── Data provided

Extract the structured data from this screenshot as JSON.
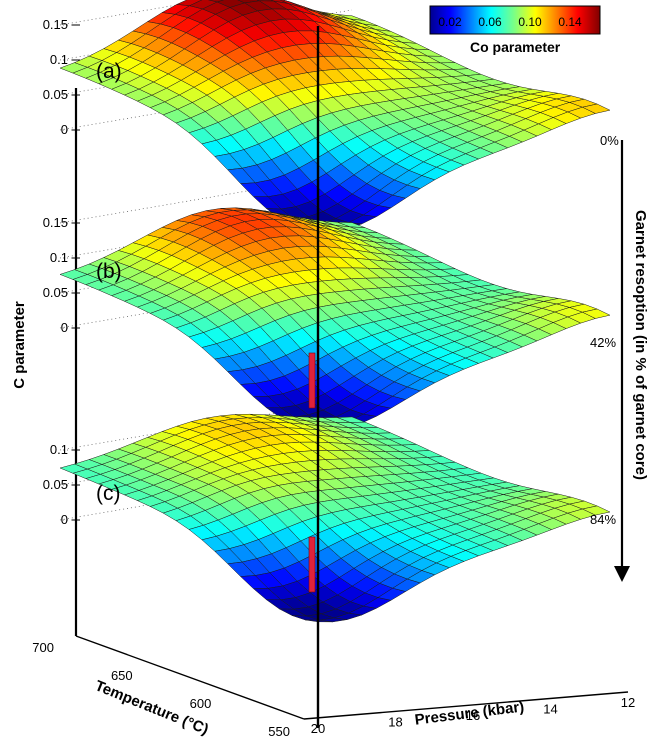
{
  "chart_data": {
    "type": "surface",
    "xlabel": "Pressure (kbar)",
    "x_ticks": [
      "12",
      "14",
      "16",
      "18",
      "20"
    ],
    "xlim": [
      12,
      20
    ],
    "ylabel": "Temperature (°C)",
    "y_ticks": [
      "550",
      "600",
      "650",
      "700"
    ],
    "ylim": [
      550,
      700
    ],
    "zlabel": "C parameter",
    "colorbar": {
      "title": "Co parameter",
      "tick_labels": [
        "0.02",
        "0.06",
        "0.10",
        "0.14"
      ],
      "range": [
        0,
        0.17
      ],
      "colors": [
        "#00008f",
        "#0040ff",
        "#00c0ff",
        "#40ffbf",
        "#c0ff40",
        "#ffc000",
        "#ff4000",
        "#800000"
      ]
    },
    "side_label": "Garnet resoption (in % of garnet core)",
    "panels": [
      {
        "label": "(a)",
        "resorption_label": "0%",
        "z_ticks": [
          "0",
          "0.05",
          "0.1",
          "0.15"
        ],
        "peak_value": 0.17,
        "edge_value": 0.08,
        "corner_value": 0.13,
        "minimum_value": 0.0
      },
      {
        "label": "(b)",
        "resorption_label": "42%",
        "z_ticks": [
          "0",
          "0.05",
          "0.1",
          "0.15"
        ],
        "peak_value": 0.14,
        "edge_value": 0.07,
        "corner_value": 0.12,
        "minimum_value": 0.0
      },
      {
        "label": "(c)",
        "resorption_label": "84%",
        "z_ticks": [
          "0",
          "0.05",
          "0.1"
        ],
        "peak_value": 0.115,
        "edge_value": 0.07,
        "corner_value": 0.11,
        "minimum_value": 0.0
      }
    ]
  }
}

────

* **Exercise details**:
All records above are to be printed exactly, minus the pictures they contain.

* **Task solution**:
Extract the structured data from this screenshot as JSON.
{
  "chart_data": {
    "type": "surface",
    "xlabel": "Pressure (kbar)",
    "x_ticks": [
      "12",
      "14",
      "16",
      "18",
      "20"
    ],
    "xlim": [
      12,
      20
    ],
    "ylabel": "Temperature (°C)",
    "y_ticks": [
      "550",
      "600",
      "650",
      "700"
    ],
    "ylim": [
      550,
      700
    ],
    "zlabel": "C parameter",
    "colorbar": {
      "title": "Co parameter",
      "tick_labels": [
        "0.02",
        "0.06",
        "0.10",
        "0.14"
      ],
      "range": [
        0,
        0.17
      ],
      "colors": [
        "#00008f",
        "#0040ff",
        "#00c0ff",
        "#40ffbf",
        "#c0ff40",
        "#ffc000",
        "#ff4000",
        "#800000"
      ]
    },
    "side_label": "Garnet resoption (in % of garnet core)",
    "panels": [
      {
        "label": "(a)",
        "resorption_label": "0%",
        "z_ticks": [
          "0",
          "0.05",
          "0.1",
          "0.15"
        ],
        "peak_value": 0.17,
        "edge_value": 0.08,
        "corner_value": 0.13,
        "minimum_value": 0.0
      },
      {
        "label": "(b)",
        "resorption_label": "42%",
        "z_ticks": [
          "0",
          "0.05",
          "0.1",
          "0.15"
        ],
        "peak_value": 0.14,
        "edge_value": 0.07,
        "corner_value": 0.12,
        "minimum_value": 0.0
      },
      {
        "label": "(c)",
        "resorption_label": "84%",
        "z_ticks": [
          "0",
          "0.05",
          "0.1"
        ],
        "peak_value": 0.115,
        "edge_value": 0.07,
        "corner_value": 0.11,
        "minimum_value": 0.0
      }
    ]
  }
}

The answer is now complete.